===== Datensätze =====

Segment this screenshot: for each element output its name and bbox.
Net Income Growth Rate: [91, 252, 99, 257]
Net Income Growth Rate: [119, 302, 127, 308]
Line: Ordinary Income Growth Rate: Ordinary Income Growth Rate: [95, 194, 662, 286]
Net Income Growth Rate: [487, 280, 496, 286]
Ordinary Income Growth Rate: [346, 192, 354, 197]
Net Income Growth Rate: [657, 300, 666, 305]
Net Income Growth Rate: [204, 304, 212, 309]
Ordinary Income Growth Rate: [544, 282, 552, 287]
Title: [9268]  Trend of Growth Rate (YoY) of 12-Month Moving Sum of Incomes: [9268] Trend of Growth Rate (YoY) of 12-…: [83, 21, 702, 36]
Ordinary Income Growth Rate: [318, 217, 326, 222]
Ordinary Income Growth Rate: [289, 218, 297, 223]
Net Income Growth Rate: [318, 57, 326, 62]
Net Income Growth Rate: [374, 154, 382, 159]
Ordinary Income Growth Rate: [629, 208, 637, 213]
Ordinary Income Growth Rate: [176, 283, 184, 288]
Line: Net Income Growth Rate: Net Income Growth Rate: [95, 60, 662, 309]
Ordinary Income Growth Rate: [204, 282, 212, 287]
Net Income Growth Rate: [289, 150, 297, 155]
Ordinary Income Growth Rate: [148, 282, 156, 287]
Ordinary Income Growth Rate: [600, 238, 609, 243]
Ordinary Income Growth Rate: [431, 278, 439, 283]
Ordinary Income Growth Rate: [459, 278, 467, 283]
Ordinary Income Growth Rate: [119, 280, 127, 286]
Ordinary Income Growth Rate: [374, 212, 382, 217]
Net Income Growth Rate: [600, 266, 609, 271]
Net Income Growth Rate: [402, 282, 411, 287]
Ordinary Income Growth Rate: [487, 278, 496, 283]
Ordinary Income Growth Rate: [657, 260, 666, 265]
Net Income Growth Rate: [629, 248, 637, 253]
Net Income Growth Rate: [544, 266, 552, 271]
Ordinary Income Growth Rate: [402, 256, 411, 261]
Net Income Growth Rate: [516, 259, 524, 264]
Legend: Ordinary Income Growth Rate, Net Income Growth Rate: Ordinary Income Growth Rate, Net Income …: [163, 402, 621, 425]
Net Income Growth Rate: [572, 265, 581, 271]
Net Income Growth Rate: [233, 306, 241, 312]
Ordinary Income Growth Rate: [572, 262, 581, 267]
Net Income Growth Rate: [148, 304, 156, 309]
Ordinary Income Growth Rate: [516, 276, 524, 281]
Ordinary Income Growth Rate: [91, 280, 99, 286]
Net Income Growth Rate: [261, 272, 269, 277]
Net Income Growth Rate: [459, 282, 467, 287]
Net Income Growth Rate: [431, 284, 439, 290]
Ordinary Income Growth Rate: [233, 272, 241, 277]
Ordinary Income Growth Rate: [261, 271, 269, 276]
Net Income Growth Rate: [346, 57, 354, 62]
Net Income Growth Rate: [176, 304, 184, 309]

=====

▶ _Aufgabe_
Schreib das ganze Material oben Zeile für Zeile ab, ohne etwas daran zu ändern.

▶ _Ergebnis_
Segment this screenshot: for each element output its name and bbox.
Net Income Growth Rate: [91, 252, 99, 257]
Net Income Growth Rate: [119, 302, 127, 308]
Line: Ordinary Income Growth Rate: Ordinary Income Growth Rate: [95, 194, 662, 286]
Net Income Growth Rate: [487, 280, 496, 286]
Ordinary Income Growth Rate: [346, 192, 354, 197]
Net Income Growth Rate: [657, 300, 666, 305]
Net Income Growth Rate: [204, 304, 212, 309]
Ordinary Income Growth Rate: [544, 282, 552, 287]
Title: [9268]  Trend of Growth Rate (YoY) of 12-Month Moving Sum of Incomes: [9268] Trend of Growth Rate (YoY) of 12-…: [83, 21, 702, 36]
Ordinary Income Growth Rate: [318, 217, 326, 222]
Ordinary Income Growth Rate: [289, 218, 297, 223]
Net Income Growth Rate: [318, 57, 326, 62]
Net Income Growth Rate: [374, 154, 382, 159]
Ordinary Income Growth Rate: [629, 208, 637, 213]
Ordinary Income Growth Rate: [176, 283, 184, 288]
Line: Net Income Growth Rate: Net Income Growth Rate: [95, 60, 662, 309]
Ordinary Income Growth Rate: [204, 282, 212, 287]
Net Income Growth Rate: [289, 150, 297, 155]
Ordinary Income Growth Rate: [148, 282, 156, 287]
Ordinary Income Growth Rate: [600, 238, 609, 243]
Ordinary Income Growth Rate: [431, 278, 439, 283]
Ordinary Income Growth Rate: [459, 278, 467, 283]
Ordinary Income Growth Rate: [119, 280, 127, 286]
Ordinary Income Growth Rate: [374, 212, 382, 217]
Net Income Growth Rate: [600, 266, 609, 271]
Net Income Growth Rate: [402, 282, 411, 287]
Ordinary Income Growth Rate: [487, 278, 496, 283]
Ordinary Income Growth Rate: [657, 260, 666, 265]
Net Income Growth Rate: [629, 248, 637, 253]
Net Income Growth Rate: [544, 266, 552, 271]
Ordinary Income Growth Rate: [402, 256, 411, 261]
Net Income Growth Rate: [516, 259, 524, 264]
Legend: Ordinary Income Growth Rate, Net Income Growth Rate: Ordinary Income Growth Rate, Net Income …: [163, 402, 621, 425]
Net Income Growth Rate: [572, 265, 581, 271]
Net Income Growth Rate: [233, 306, 241, 312]
Ordinary Income Growth Rate: [572, 262, 581, 267]
Net Income Growth Rate: [148, 304, 156, 309]
Ordinary Income Growth Rate: [516, 276, 524, 281]
Ordinary Income Growth Rate: [91, 280, 99, 286]
Net Income Growth Rate: [261, 272, 269, 277]
Net Income Growth Rate: [459, 282, 467, 287]
Net Income Growth Rate: [431, 284, 439, 290]
Ordinary Income Growth Rate: [233, 272, 241, 277]
Ordinary Income Growth Rate: [261, 271, 269, 276]
Net Income Growth Rate: [346, 57, 354, 62]
Net Income Growth Rate: [176, 304, 184, 309]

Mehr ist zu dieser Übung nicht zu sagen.